Extract provided:
╭──

# The 10th Kingdom



## Ophiucha (Feb 27, 2011)

By far the greatest fantasy miniseries I've ever seen, it somehow manages to have that lovely low budget, hokey acting so known throughout the genre while still being genuinely _good_, with good characters, good writing, and even good acting from time to time. It is basically about a young woman from NYC (named Virginia) who gets brought into a world of 9 Kingdoms (the 10th Kingdom is Earth), which are run by descendants of the fairy tale characters. The 4th Kingdom, the focus of the story, is to-be-run by Wendell White, until the evil witch turns him into a dog and sets out a prisoner, a wolfman named... Wolf, to find him. Wolf, Wendell, Virginia, and her father Tony, then set out to stop the evil Queen from taking over the 4th Kingdom. It's hilarious, and by far the best "twist a faerie tale" sort of story I've ever seen. Also, there are some trolls who sing Night Fever.


----------



## Behelit (Feb 27, 2011)

Haven't heard of that, will have to check it out. Thanks


----------



## Meg the Healer (Feb 27, 2011)

The 10th Kingdom is awesome! I love when Fairy Tales collide and I thought it was an interesting twist using the decendents of the classic fairy tales heroines rather than them being the focus (though Snow White and Cinderella make an appearance). And I love the troll children.....especially Bluebell.

╰──

Requirements:
1. Repeat the part of the thread about The 10th Kingdom starting with "Haven't heard of" and going on through "troll children.....especially Bluebell.".
2. Using the thread about The 10th Kingdom, say yes or no to each statement and quote the words that decide it: (a) In the miniseries, the 10th Kingdom is Earth. (b) Behelit had already seen the miniseries. (c) Meg the Healer singles out Bluebell among the troll children.
The entries that come next have nothing to do with this.

Data records:
╭──

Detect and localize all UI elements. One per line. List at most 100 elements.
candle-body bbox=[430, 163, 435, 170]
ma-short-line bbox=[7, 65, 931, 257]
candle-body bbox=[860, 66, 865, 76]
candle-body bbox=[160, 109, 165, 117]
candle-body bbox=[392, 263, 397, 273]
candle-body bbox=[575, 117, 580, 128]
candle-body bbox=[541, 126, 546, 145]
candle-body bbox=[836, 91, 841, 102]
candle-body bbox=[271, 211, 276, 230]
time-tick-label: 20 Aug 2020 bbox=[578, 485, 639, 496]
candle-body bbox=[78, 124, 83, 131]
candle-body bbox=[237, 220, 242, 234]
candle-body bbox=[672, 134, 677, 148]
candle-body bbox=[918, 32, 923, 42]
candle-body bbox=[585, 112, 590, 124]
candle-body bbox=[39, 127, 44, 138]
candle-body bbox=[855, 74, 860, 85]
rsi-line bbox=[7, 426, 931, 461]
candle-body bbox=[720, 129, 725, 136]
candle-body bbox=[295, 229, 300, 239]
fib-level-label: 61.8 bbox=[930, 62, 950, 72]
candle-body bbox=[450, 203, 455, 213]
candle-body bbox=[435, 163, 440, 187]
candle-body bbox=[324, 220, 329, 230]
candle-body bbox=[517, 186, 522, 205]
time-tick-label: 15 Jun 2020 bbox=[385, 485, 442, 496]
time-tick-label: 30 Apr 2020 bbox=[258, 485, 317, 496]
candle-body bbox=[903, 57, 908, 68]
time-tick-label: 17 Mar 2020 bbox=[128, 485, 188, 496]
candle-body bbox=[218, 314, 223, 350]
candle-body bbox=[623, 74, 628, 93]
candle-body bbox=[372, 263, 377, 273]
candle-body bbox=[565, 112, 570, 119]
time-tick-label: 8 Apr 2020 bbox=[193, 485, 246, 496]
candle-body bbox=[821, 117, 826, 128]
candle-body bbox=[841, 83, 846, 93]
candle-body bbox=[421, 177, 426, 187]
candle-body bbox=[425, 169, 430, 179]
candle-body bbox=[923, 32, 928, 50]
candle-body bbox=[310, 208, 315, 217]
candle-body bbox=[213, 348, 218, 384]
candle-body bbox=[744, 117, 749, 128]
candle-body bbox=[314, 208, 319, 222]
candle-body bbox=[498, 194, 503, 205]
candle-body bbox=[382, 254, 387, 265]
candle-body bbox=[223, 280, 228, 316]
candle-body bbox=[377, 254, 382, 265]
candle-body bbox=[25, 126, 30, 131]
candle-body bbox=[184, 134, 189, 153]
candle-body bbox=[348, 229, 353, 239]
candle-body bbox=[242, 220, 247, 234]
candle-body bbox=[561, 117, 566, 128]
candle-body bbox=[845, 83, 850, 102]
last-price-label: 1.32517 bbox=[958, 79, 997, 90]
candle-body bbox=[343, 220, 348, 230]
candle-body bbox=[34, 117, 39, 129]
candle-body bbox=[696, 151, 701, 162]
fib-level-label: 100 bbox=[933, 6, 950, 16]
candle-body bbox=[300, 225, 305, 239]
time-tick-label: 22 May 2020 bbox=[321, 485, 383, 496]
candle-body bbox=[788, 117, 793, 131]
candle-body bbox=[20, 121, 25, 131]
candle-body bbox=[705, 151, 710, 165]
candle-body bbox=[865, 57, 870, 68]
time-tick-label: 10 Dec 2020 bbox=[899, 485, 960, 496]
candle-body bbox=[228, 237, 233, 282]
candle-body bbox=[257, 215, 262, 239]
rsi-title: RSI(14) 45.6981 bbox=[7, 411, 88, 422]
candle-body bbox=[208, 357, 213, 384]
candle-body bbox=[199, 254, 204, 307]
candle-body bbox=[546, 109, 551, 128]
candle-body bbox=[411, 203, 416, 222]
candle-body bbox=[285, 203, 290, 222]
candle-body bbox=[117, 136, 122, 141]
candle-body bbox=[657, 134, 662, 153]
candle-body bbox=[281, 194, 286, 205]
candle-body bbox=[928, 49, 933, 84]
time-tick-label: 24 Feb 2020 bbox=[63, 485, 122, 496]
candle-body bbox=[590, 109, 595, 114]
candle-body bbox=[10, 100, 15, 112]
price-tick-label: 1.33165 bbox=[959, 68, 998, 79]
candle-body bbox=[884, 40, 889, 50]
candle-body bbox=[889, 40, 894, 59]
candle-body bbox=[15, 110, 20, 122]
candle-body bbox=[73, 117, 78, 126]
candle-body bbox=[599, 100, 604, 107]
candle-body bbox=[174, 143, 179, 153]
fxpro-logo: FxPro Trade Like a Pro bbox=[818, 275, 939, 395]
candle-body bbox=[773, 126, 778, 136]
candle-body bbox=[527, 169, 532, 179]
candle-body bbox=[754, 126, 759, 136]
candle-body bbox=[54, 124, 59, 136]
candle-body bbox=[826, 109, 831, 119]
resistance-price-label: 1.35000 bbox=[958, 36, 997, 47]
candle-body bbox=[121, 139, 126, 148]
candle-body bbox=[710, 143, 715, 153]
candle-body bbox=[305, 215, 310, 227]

╰──

Exercise responses:
1.
Haven't heard of that, will have to check it out. Thanks


----------



## Meg the Healer (Feb 27, 2011)

The 10th Kingdom is awesome! I love when Fairy Tales collide and I thought it was an interesting twist using the decendents of the classic fairy tales heroines rather than them being the focus (though Snow White and Cinderella make an appearance). And I love the troll children.....especially Bluebell.

2.
(a) Yes: "(the 10th Kingdom is Earth)"
(b) No: "Haven't heard of that, will have to check it out."
(c) Yes: "And I love the troll children.....especially Bluebell."